(Aim of the exercise)
Select all lines in the records that include "która".

(Entries supplied)
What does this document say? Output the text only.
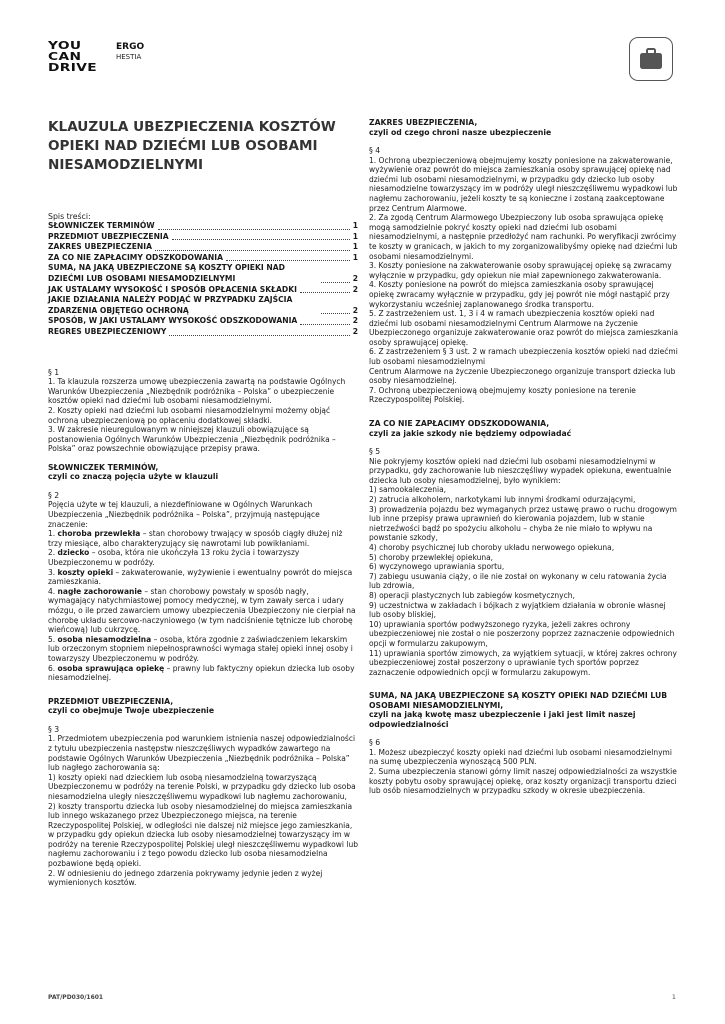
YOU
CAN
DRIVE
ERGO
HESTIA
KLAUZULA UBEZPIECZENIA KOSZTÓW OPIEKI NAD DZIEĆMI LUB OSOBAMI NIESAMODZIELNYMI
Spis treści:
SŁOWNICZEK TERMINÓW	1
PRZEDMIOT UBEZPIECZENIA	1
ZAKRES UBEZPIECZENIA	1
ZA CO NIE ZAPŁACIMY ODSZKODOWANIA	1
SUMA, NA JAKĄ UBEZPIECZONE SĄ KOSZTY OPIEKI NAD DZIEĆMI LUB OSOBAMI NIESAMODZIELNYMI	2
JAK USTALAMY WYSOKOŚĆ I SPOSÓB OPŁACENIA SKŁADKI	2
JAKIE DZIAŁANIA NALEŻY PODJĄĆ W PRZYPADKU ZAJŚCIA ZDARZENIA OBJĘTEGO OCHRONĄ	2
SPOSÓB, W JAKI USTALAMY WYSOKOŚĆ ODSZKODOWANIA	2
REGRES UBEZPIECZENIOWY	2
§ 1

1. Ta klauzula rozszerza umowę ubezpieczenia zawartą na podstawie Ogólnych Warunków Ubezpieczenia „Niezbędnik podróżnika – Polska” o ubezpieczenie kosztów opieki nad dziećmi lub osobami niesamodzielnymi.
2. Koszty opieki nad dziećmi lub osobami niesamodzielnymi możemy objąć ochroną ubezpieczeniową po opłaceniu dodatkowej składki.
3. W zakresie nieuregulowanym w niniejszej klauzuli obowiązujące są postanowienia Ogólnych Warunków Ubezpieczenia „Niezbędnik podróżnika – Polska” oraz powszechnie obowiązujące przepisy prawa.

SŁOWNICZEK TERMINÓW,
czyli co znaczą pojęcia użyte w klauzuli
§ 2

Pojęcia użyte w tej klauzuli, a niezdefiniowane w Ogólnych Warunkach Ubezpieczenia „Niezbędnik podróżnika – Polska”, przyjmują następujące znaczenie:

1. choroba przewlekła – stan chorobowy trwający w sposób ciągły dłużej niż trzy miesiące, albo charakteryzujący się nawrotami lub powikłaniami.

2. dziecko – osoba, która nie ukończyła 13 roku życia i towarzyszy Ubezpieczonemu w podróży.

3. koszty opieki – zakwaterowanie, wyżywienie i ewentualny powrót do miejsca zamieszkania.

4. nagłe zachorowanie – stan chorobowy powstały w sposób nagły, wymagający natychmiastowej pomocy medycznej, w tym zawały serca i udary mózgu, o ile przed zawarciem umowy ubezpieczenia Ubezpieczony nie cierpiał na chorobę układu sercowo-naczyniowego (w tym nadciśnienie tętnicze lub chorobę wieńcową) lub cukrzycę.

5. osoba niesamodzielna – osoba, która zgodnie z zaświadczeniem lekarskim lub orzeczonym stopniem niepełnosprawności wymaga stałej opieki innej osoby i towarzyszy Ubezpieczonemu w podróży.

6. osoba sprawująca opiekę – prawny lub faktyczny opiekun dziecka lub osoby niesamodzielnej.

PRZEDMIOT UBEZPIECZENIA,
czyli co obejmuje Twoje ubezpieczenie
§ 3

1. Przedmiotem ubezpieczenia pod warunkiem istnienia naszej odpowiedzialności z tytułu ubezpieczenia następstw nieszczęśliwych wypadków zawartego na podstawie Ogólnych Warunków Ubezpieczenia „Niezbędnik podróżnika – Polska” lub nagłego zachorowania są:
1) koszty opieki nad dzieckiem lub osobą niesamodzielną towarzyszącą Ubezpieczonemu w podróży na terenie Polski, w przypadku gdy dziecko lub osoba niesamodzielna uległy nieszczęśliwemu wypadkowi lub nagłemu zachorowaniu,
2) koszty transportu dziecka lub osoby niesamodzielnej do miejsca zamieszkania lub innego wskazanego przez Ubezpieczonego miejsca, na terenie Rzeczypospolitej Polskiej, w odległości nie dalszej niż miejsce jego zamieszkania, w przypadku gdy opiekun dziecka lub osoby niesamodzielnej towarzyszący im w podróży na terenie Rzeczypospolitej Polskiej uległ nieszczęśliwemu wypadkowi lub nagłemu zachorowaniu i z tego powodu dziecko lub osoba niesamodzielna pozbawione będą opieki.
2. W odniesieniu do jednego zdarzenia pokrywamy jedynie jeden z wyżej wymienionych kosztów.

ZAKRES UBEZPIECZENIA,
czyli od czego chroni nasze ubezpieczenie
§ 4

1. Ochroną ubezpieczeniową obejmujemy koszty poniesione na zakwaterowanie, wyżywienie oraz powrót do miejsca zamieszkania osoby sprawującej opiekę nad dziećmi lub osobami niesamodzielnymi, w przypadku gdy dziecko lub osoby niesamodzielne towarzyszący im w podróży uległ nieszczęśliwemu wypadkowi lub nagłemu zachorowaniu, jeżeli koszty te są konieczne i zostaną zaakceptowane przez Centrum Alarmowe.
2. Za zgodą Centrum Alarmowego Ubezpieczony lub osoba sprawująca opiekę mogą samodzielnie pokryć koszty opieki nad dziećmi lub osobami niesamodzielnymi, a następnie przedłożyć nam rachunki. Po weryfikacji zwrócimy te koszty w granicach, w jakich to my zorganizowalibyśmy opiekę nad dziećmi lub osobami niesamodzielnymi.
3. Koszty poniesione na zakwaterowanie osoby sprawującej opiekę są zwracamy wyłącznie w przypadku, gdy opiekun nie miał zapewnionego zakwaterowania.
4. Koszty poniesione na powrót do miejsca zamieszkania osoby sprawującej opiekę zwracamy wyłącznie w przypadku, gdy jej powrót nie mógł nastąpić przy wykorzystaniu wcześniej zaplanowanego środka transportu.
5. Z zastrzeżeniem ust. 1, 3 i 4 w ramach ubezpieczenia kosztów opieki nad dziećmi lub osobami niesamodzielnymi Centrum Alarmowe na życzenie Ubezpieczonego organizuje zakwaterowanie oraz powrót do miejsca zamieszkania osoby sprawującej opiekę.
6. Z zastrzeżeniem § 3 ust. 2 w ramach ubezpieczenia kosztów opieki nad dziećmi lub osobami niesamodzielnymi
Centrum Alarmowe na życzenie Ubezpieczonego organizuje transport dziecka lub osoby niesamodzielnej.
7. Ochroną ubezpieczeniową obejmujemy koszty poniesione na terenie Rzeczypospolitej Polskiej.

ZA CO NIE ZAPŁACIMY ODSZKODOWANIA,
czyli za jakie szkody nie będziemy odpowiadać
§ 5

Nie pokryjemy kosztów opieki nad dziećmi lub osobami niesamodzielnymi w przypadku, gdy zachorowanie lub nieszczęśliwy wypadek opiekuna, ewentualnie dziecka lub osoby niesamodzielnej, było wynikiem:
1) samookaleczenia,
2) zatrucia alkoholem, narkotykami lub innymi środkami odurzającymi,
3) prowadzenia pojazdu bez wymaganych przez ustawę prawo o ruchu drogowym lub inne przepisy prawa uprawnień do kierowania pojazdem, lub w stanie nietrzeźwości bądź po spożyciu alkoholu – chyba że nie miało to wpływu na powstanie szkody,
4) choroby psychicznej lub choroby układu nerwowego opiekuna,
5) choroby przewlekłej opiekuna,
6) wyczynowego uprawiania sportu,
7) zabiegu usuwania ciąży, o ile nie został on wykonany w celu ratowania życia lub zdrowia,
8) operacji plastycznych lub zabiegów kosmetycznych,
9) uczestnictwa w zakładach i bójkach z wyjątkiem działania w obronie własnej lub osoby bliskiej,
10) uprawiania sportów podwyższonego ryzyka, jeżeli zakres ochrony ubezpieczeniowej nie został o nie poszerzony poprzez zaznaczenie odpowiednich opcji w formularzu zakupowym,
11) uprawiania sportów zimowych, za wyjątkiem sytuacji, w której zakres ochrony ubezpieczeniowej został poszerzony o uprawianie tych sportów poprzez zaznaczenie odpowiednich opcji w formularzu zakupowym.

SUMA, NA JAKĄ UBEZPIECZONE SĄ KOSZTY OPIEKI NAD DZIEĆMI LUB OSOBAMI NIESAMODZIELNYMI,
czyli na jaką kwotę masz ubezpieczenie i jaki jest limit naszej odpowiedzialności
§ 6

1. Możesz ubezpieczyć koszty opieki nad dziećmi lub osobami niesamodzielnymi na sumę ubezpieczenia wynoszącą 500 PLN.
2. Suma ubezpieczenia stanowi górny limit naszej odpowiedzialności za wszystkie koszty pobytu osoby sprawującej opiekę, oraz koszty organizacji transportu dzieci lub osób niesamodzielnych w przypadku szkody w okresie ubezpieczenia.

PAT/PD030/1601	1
---
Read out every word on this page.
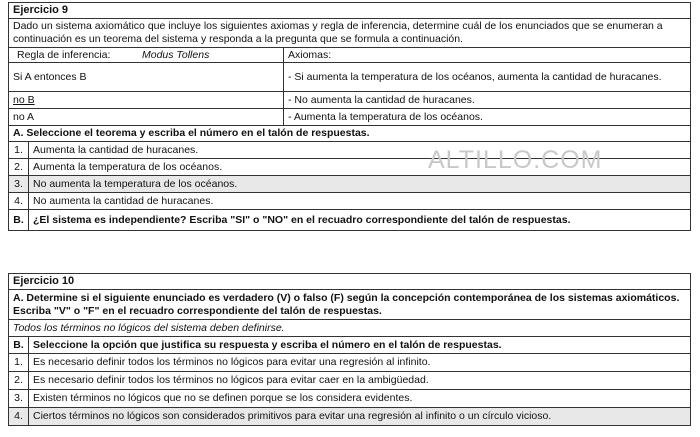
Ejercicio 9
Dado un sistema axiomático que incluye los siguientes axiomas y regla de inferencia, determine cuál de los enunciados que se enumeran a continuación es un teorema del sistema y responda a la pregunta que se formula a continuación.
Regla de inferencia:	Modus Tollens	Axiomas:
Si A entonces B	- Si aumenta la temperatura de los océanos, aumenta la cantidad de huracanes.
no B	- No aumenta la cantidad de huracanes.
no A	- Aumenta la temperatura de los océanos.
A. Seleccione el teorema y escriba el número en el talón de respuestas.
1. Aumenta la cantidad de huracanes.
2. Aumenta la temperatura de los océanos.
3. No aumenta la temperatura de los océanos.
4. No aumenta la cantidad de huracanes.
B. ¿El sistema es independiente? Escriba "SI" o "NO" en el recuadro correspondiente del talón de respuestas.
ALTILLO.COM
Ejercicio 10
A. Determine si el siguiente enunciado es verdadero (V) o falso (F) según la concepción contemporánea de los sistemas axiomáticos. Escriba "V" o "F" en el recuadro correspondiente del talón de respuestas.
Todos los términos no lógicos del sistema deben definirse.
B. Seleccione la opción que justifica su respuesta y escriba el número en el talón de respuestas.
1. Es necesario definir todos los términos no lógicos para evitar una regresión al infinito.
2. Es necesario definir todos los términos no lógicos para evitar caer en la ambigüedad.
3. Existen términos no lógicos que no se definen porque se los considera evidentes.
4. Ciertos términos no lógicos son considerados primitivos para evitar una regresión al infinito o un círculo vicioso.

(Answer to this exercise)
2. dziecko – osoba, która nie ukończyła 13 roku życia i towarzyszy Ubezpieczonemu w podróży.
5. osoba niesamodzielna – osoba, która zgodnie z zaświadczeniem lekarskim lub orzeczonym stopniem niepełnosprawności wymaga stałej opieki innej osoby i towarzyszy Ubezpieczonemu w podróży.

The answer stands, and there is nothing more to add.